SET TASK: Retype exactly the lines from the one containing "Read all visible content and emit it as JSON." through the last line of the records below, including both, and leave out any pictures.

PROVIDED MATERIAL:
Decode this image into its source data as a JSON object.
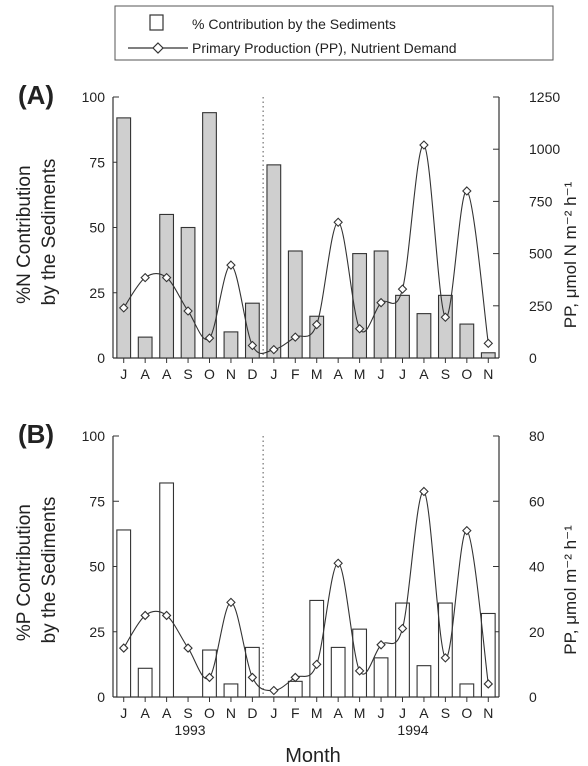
{
  "legend": {
    "bar_label": "% Contribution by the Sediments",
    "line_label": "Primary Production (PP), Nutrient Demand"
  },
  "x_axis": {
    "title": "Month",
    "years": [
      "1993",
      "1994"
    ]
  },
  "colors": {
    "bar_fill_A": "#cfcfcf",
    "bar_fill_B": "#ffffff",
    "stroke": "#333333"
  },
  "chart_data": [
    {
      "panel": "(A)",
      "type": "bar",
      "categories": [
        "J",
        "A",
        "A",
        "S",
        "O",
        "N",
        "D",
        "J",
        "F",
        "M",
        "A",
        "M",
        "J",
        "J",
        "A",
        "S",
        "O",
        "N"
      ],
      "series": [
        {
          "name": "% Contribution by the Sediments",
          "axis": "left",
          "type": "bar",
          "values": [
            92,
            8,
            55,
            50,
            94,
            10,
            21,
            74,
            41,
            16,
            null,
            40,
            41,
            24,
            17,
            24,
            13,
            2
          ]
        },
        {
          "name": "Primary Production (PP), Nutrient Demand",
          "axis": "right",
          "type": "line",
          "values": [
            240,
            385,
            385,
            225,
            95,
            445,
            60,
            40,
            100,
            160,
            650,
            140,
            265,
            330,
            1020,
            195,
            800,
            70
          ]
        }
      ],
      "ylabel": "%N Contribution by the Sediments",
      "ylabel_lines": [
        "%N Contribution",
        "by the Sediments"
      ],
      "y2label": "PP, μmol N m⁻² h⁻¹",
      "ylim": [
        0,
        100
      ],
      "y2lim": [
        0,
        1250
      ],
      "yticks": [
        "0",
        "25",
        "50",
        "75",
        "100"
      ],
      "y2ticks": [
        "0",
        "250",
        "500",
        "750",
        "1000",
        "1250"
      ]
    },
    {
      "panel": "(B)",
      "type": "bar",
      "categories": [
        "J",
        "A",
        "A",
        "S",
        "O",
        "N",
        "D",
        "J",
        "F",
        "M",
        "A",
        "M",
        "J",
        "J",
        "A",
        "S",
        "O",
        "N"
      ],
      "series": [
        {
          "name": "% Contribution by the Sediments",
          "axis": "left",
          "type": "bar",
          "values": [
            64,
            11,
            82,
            null,
            18,
            5,
            19,
            null,
            6,
            37,
            19,
            26,
            15,
            36,
            12,
            36,
            5,
            32
          ]
        },
        {
          "name": "Primary Production (PP), Nutrient Demand",
          "axis": "right",
          "type": "line",
          "values": [
            15,
            25,
            25,
            15,
            6,
            29,
            6,
            2,
            6,
            10,
            41,
            8,
            16,
            21,
            63,
            12,
            51,
            4
          ]
        }
      ],
      "ylabel": "%P Contribution by the Sediments",
      "ylabel_lines": [
        "%P Contribution",
        "by the Sediments"
      ],
      "y2label": "PP, μmol m⁻² h⁻¹",
      "ylim": [
        0,
        100
      ],
      "y2lim": [
        0,
        80
      ],
      "yticks": [
        "0",
        "25",
        "50",
        "75",
        "100"
      ],
      "y2ticks": [
        "0",
        "20",
        "40",
        "60",
        "80"
      ]
    }
  ]
}
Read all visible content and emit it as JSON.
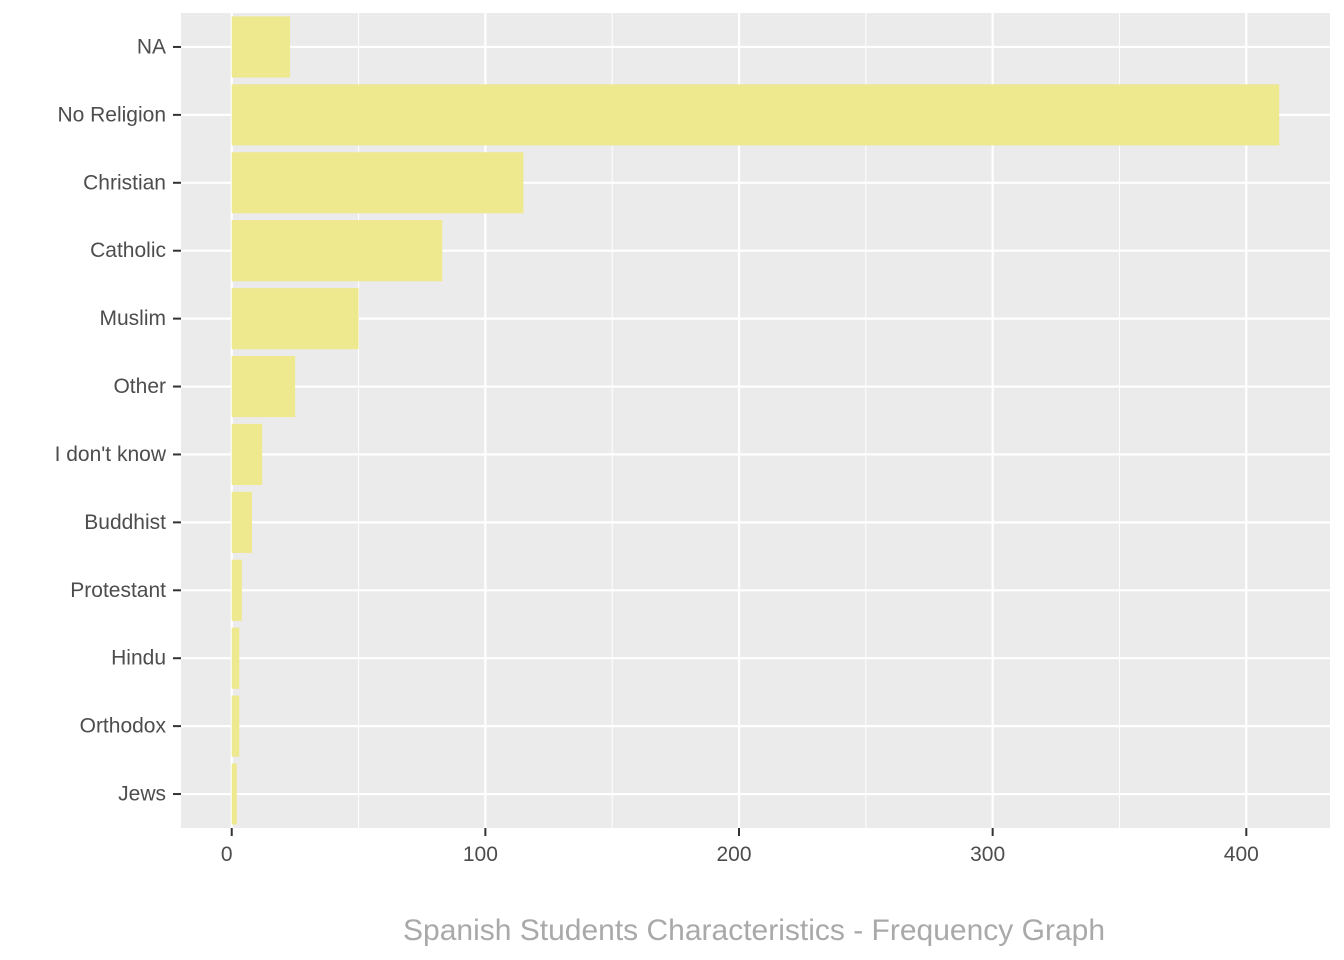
{
  "chart_data": {
    "type": "bar",
    "orientation": "horizontal",
    "categories": [
      "NA",
      "No Religion",
      "Christian",
      "Catholic",
      "Muslim",
      "Other",
      "I don't know",
      "Buddhist",
      "Protestant",
      "Hindu",
      "Orthodox",
      "Jews"
    ],
    "values": [
      23,
      413,
      115,
      83,
      50,
      25,
      12,
      8,
      4,
      3,
      3,
      2
    ],
    "xlim": [
      -20,
      433
    ],
    "xticks": [
      0,
      100,
      200,
      300,
      400
    ],
    "xtick_labels": [
      "0",
      "100",
      "200",
      "300",
      "400"
    ],
    "xlabel": "",
    "ylabel": "",
    "caption": "Spanish Students Characteristics - Frequency Graph",
    "bar_color": "#EEE88E",
    "panel_background": "#EBEBEB",
    "grid": true,
    "legend": "none"
  }
}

OUTPUT OF THE EXERCISE:
Read all visible content and emit it as JSON.
{
  "chart_data": {
    "type": "bar",
    "orientation": "horizontal",
    "categories": [
      "NA",
      "No Religion",
      "Christian",
      "Catholic",
      "Muslim",
      "Other",
      "I don't know",
      "Buddhist",
      "Protestant",
      "Hindu",
      "Orthodox",
      "Jews"
    ],
    "values": [
      23,
      413,
      115,
      83,
      50,
      25,
      12,
      8,
      4,
      3,
      3,
      2
    ],
    "xlim": [
      -20,
      433
    ],
    "xticks": [
      0,
      100,
      200,
      300,
      400
    ],
    "xtick_labels": [
      "0",
      "100",
      "200",
      "300",
      "400"
    ],
    "xlabel": "",
    "ylabel": "",
    "caption": "Spanish Students Characteristics - Frequency Graph",
    "bar_color": "#EEE88E",
    "panel_background": "#EBEBEB",
    "grid": true,
    "legend": "none"
  }
}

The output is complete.